▶ Excerpted records:
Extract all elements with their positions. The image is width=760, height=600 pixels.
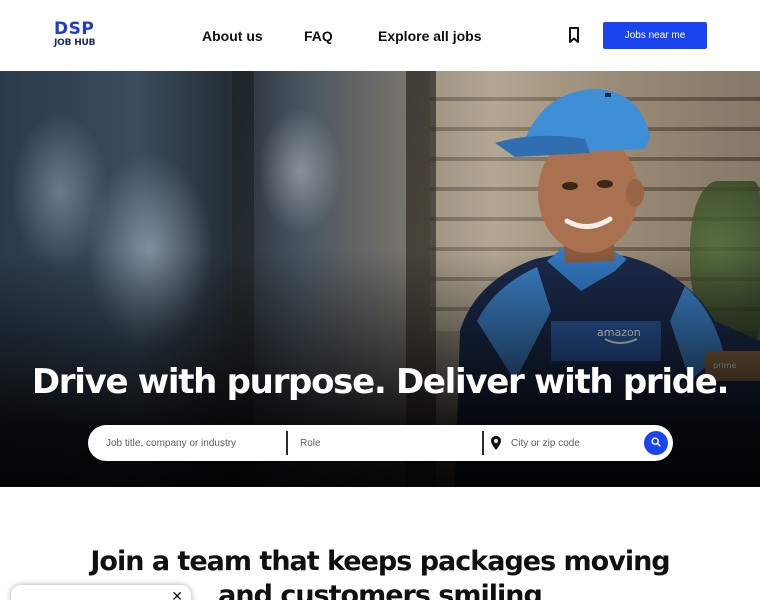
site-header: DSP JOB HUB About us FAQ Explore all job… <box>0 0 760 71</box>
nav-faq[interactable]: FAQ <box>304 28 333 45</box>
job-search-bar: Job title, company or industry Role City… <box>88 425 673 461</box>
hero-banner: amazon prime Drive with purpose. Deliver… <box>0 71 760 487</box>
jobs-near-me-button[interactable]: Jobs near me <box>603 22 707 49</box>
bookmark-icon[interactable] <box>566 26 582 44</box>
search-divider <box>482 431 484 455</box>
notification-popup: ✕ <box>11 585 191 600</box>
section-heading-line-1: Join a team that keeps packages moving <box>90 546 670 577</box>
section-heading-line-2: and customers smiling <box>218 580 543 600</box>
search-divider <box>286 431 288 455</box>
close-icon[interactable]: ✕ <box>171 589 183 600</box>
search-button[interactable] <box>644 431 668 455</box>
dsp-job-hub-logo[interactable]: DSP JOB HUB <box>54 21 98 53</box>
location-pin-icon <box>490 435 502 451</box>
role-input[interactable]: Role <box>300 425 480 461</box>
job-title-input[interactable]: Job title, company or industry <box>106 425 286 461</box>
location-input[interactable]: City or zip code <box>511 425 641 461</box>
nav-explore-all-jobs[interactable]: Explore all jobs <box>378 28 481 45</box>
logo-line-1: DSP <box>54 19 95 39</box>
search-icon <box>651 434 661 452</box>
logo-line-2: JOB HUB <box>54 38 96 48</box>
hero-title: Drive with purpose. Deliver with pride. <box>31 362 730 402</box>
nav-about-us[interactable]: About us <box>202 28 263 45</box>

▶ Stated goal: Could you give every line of the material above as a JSON list of strings, one string per line, with blank lines skipped and the picture left out?

▶ Response to the exercise:
[
  "Extract all elements with their positions. The image is width=760, height=600 pixels.",
  "site-header: DSP JOB HUB About us FAQ Explore all job… <box>0 0 760 71</box>",
  "nav-faq[interactable]: FAQ <box>304 28 333 45</box>",
  "job-search-bar: Job title, company or industry Role City… <box>88 425 673 461</box>",
  "hero-banner: amazon prime Drive with purpose. Deliver… <box>0 71 760 487</box>",
  "jobs-near-me-button[interactable]: Jobs near me <box>603 22 707 49</box>",
  "bookmark-icon[interactable] <box>566 26 582 44</box>",
  "search-divider <box>482 431 484 455</box>",
  "notification-popup: ✕ <box>11 585 191 600</box>",
  "section-heading-line-1: Join a team that keeps packages moving <box>90 546 670 577</box>",
  "section-heading-line-2: and customers smiling <box>218 580 543 600</box>",
  "search-divider <box>286 431 288 455</box>",
  "close-icon[interactable]: ✕ <box>171 589 183 600</box>",
  "search-button[interactable] <box>644 431 668 455</box>",
  "dsp-job-hub-logo[interactable]: DSP JOB HUB <box>54 21 98 53</box>",
  "location-pin-icon <box>490 435 502 451</box>",
  "role-input[interactable]: Role <box>300 425 480 461</box>",
  "job-title-input[interactable]: Job title, company or industry <box>106 425 286 461</box>",
  "location-input[interactable]: City or zip code <box>511 425 641 461</box>",
  "nav-explore-all-jobs[interactable]: Explore all jobs <box>378 28 481 45</box>",
  "logo-line-1: DSP <box>54 19 95 39</box>",
  "search-icon <box>651 434 661 452</box>",
  "logo-line-2: JOB HUB <box>54 38 96 48</box>",
  "hero-title: Drive with purpose. Deliver with pride. <box>31 362 730 402</box>",
  "nav-about-us[interactable]: About us <box>202 28 263 45</box>"
]